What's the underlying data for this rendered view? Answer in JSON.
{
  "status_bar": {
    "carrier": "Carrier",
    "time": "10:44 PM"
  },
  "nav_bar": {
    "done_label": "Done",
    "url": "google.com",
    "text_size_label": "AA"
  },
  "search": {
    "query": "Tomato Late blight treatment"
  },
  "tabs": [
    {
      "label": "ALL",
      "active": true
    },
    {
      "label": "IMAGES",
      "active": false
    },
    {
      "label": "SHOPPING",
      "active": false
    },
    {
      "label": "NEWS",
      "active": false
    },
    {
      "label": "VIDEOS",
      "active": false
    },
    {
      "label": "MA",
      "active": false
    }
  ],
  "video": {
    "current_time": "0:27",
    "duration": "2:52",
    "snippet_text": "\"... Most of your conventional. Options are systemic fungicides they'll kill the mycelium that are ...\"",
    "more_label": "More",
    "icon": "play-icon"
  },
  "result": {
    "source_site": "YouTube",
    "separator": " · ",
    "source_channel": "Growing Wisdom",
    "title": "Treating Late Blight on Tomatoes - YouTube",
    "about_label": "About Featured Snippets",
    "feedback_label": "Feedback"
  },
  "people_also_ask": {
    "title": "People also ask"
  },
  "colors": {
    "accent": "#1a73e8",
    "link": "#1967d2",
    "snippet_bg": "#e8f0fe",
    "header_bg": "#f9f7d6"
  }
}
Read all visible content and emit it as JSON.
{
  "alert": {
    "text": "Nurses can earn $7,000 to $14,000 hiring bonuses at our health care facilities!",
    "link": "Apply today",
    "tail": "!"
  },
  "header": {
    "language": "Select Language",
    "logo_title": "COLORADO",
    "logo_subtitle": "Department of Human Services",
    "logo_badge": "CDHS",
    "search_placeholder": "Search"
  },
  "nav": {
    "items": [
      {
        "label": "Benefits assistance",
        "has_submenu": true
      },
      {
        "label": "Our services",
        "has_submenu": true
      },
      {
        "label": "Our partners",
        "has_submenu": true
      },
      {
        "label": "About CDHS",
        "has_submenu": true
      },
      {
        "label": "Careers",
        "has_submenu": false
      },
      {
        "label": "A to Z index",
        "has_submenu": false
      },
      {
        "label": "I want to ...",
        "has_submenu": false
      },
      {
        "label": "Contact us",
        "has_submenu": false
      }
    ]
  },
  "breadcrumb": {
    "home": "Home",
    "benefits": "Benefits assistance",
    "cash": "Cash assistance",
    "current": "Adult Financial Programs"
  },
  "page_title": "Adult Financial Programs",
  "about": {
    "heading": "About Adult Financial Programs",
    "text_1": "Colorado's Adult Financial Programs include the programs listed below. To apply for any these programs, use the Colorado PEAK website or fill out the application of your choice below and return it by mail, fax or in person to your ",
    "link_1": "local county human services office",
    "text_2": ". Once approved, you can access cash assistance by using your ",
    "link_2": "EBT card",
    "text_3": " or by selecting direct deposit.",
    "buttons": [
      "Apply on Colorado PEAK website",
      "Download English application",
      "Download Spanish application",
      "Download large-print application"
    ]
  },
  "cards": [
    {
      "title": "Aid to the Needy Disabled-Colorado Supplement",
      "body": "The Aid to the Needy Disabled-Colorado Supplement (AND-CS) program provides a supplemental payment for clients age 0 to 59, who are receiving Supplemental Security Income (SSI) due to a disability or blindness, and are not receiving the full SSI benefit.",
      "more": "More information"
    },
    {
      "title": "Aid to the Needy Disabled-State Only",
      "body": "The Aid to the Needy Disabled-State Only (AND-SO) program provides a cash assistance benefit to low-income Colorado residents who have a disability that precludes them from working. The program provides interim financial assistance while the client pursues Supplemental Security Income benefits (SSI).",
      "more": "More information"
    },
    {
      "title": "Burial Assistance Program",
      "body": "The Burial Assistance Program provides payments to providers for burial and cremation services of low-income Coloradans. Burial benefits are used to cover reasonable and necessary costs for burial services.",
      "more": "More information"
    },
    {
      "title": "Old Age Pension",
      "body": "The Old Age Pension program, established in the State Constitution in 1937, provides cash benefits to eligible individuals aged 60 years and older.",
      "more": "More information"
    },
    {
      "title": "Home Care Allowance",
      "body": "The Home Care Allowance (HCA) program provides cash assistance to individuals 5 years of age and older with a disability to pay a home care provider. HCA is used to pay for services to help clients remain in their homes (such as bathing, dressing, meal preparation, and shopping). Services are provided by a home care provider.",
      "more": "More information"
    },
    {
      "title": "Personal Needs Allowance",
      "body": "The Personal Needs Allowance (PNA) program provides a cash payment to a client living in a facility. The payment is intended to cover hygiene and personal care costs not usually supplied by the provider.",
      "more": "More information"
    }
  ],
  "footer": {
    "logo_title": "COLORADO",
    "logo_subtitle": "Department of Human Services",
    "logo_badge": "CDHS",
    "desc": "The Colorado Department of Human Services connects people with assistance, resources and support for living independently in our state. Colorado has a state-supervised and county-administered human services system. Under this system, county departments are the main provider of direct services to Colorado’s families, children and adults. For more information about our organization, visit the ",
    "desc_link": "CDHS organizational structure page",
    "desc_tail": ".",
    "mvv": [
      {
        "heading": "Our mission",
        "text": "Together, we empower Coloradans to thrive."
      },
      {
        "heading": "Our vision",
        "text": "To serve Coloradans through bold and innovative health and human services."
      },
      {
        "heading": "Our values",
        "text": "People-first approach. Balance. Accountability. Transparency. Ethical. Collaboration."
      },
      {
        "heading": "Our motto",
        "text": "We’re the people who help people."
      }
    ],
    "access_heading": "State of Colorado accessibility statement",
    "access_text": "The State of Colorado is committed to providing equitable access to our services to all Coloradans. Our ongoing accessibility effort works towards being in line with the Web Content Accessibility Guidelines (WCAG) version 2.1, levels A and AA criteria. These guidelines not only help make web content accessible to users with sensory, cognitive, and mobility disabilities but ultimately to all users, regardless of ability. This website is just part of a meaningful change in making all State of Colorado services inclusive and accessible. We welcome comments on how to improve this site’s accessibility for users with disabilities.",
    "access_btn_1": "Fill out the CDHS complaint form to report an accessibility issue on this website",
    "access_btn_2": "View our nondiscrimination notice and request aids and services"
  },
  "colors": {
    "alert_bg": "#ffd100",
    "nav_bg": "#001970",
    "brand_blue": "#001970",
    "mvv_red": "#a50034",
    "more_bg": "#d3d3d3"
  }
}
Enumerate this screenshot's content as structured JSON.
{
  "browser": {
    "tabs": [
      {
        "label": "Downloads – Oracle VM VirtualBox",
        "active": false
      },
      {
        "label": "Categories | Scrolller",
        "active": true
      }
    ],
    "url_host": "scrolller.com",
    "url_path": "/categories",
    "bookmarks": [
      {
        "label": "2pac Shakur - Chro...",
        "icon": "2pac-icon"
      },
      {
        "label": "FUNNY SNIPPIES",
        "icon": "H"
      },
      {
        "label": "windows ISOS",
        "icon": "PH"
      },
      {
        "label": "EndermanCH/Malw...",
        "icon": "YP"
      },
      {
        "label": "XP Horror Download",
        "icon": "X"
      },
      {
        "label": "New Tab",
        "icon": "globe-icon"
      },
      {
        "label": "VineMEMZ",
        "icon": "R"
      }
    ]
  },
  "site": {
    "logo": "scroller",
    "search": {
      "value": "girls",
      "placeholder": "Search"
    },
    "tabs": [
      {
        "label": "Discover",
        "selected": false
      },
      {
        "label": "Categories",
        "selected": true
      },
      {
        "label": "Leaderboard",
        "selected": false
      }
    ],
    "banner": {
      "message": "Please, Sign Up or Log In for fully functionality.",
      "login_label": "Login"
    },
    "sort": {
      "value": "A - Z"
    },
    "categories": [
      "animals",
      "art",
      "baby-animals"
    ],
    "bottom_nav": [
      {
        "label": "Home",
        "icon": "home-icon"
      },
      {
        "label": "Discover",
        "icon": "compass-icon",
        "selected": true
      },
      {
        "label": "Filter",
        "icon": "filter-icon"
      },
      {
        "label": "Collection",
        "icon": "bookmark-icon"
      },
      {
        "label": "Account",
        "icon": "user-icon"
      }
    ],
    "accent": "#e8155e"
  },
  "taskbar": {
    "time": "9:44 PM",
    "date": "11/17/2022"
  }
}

§

Set task: Count the lines in the entries above that include the string "Allowance", then give only that figure.

The result: 4